社債は、企業が発行する債券であり、投資家は企業に貸付ける形で債券を保有します。社債は企業の信用力や債務返済能力に基づいて評価され、利息収入を提供します。一般的に、社債は国債に比べてリスクが高いとされますが、それに応じて高い利回りを期待することもできます。

⑪ その他の債権

その他の債権には、地方債や企業債、特殊債などが含まれます。これらの債権は異なる発行体によって発行され、各々の特性やリスクを持っています。地方債は地方自治体が発行する債券であり、企業債は民間企業が発行する債券です。特殊債は特定の目的やプロジェクトに関連して発行される債券であり、インフラ整備や公共事業などに利用されることがあります。

⑫ 不動産

不動産は、土地や建物などの不動産資産を保有する資産クラスです。不動産は資産価値の保全やキャッシュフローの確保といった特徴があります。投資家は不動産を直接保有することもありますが、不動産投資信託(REIT)を通じて間接的に不動産に投資することもできます。

⑬ REIT

REIT(不動産投資信託)は、不動産に投資するために設計された投資信託です。投資家はREITに投資することで、不動産に関連するリターンを得ることができます。REITは不動産を所有し、不動産の賃貸収入や売却益を投資家に還元します。また、REITは市場で取引可能であり、流動性が高いという利点もあります。
==================================================
◆ 依頼事項:
1. 課題文のうち「その他の債権には」で始まる段落を、主な内容を残して箇条書きにまとめること。
2. 課題文の「社債は、企業が発行する債券で」から「が高いという利点もあります。」までの部分を、そのまま書き写してください。
3. 課題文によれば、社債に国債より高い利回りを期待できるのはなぜか。一、二文で説明すること。

◆ 資料データ:
==================================================
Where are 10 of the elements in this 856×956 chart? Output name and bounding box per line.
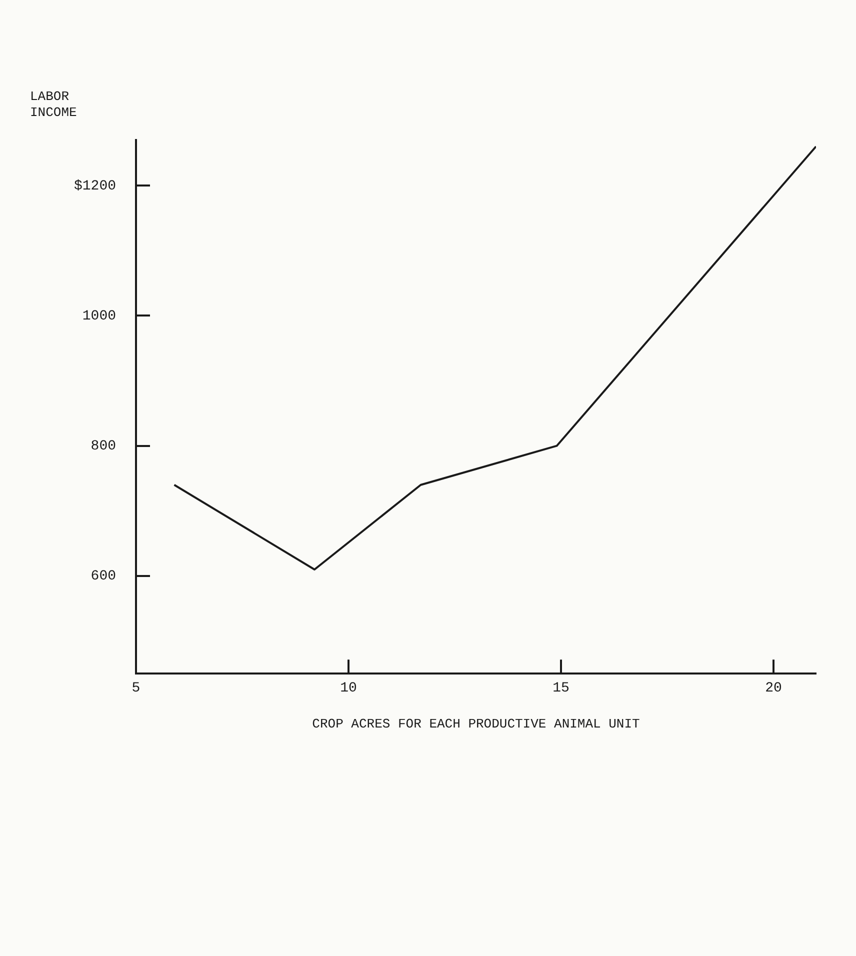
==================================================
◆ 回答一覧:
1.
- 地方債、企業債、特殊債などが含まれる
- 発行体はそれぞれ異なり、各々の特性やリスクを持つ
- 地方債：地方自治体が発行する債券
- 企業債：民間企業が発行する債券
- 特殊債：特定の目的やプロジェクトに関連して発行され、インフラ整備や公共事業などに利用されることがある

2.
社債は、企業が発行する債券であり、投資家は企業に貸付ける形で債券を保有します。社債は企業の信用力や債務返済能力に基づいて評価され、利息収入を提供します。一般的に、社債は国債に比べてリスクが高いとされますが、それに応じて高い利回りを期待することもできます。

⑪ その他の債権

その他の債権には、地方債や企業債、特殊債などが含まれます。これらの債権は異なる発行体によって発行され、各々の特性やリスクを持っています。地方債は地方自治体が発行する債券であり、企業債は民間企業が発行する債券です。特殊債は特定の目的やプロジェクトに関連して発行される債券であり、インフラ整備や公共事業などに利用されることがあります。

⑫ 不動産

不動産は、土地や建物などの不動産資産を保有する資産クラスです。不動産は資産価値の保全やキャッシュフローの確保といった特徴があります。投資家は不動産を直接保有することもありますが、不動産投資信託(REIT)を通じて間接的に不動産に投資することもできます。

⑬ REIT

REIT(不動産投資信託)は、不動産に投資するために設計された投資信託です。投資家はREITに投資することで、不動産に関連するリターンを得ることができます。REITは不動産を所有し、不動産の賃貸収入や売却益を投資家に還元します。また、REITは市場で取引可能であり、流動性が高いという利点もあります。

3. 社債は一般的に国債に比べてリスクが高いとされるため、それに応じて高い利回りを期待できる。